■ What is expected ■
Identify the lines that include the word "this", then copy all of them.

----------------

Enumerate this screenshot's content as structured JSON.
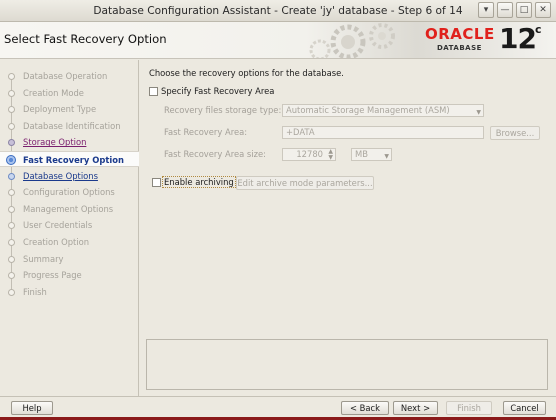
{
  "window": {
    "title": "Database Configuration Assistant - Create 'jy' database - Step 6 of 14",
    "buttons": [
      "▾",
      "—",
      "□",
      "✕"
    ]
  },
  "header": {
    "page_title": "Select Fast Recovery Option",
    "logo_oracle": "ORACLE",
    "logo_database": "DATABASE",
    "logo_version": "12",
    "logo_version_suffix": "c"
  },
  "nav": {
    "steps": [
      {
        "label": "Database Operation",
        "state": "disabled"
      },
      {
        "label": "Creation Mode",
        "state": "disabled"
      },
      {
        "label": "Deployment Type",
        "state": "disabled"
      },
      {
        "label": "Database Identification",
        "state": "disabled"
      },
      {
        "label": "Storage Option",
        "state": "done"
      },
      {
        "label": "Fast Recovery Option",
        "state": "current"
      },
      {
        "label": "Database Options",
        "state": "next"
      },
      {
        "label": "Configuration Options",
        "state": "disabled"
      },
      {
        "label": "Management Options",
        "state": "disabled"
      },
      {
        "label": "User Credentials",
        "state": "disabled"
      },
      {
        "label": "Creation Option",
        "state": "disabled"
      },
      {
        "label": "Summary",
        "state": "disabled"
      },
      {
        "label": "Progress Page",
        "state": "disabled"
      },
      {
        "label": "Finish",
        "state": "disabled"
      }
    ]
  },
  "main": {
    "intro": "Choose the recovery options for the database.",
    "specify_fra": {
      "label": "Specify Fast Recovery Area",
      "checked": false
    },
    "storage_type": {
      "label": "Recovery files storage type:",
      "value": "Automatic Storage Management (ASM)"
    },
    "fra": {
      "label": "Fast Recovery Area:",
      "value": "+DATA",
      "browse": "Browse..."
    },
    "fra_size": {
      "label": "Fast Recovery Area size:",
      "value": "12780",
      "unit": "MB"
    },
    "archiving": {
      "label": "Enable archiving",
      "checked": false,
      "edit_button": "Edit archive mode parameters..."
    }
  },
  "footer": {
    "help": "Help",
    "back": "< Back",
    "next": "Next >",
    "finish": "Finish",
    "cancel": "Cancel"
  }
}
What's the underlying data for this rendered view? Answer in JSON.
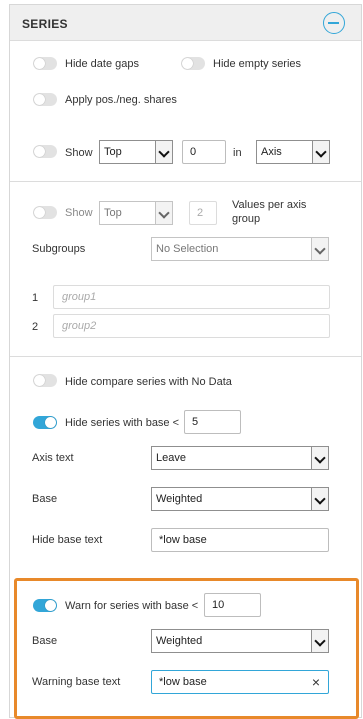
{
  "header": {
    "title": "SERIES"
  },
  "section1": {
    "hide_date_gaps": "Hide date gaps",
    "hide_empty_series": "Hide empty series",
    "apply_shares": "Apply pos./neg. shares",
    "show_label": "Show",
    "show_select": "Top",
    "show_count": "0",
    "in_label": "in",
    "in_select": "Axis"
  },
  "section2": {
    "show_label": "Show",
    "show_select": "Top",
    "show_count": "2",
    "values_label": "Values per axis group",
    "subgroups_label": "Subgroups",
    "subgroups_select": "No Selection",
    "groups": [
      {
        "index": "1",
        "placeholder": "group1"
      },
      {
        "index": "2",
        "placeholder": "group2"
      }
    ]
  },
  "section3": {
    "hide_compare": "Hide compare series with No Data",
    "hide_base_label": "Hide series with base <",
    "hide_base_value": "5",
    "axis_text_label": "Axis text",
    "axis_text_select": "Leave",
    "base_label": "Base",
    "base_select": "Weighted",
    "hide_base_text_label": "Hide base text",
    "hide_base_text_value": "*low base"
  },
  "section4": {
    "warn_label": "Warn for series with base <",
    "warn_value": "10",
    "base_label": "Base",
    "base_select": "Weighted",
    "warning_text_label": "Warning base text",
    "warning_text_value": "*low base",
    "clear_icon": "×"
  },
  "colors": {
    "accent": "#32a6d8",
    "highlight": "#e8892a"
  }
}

----------------

■ Response ■
Enumerate this screenshot's content as structured JSON.
What's the underlying data for this rendered view? Answer in JSON.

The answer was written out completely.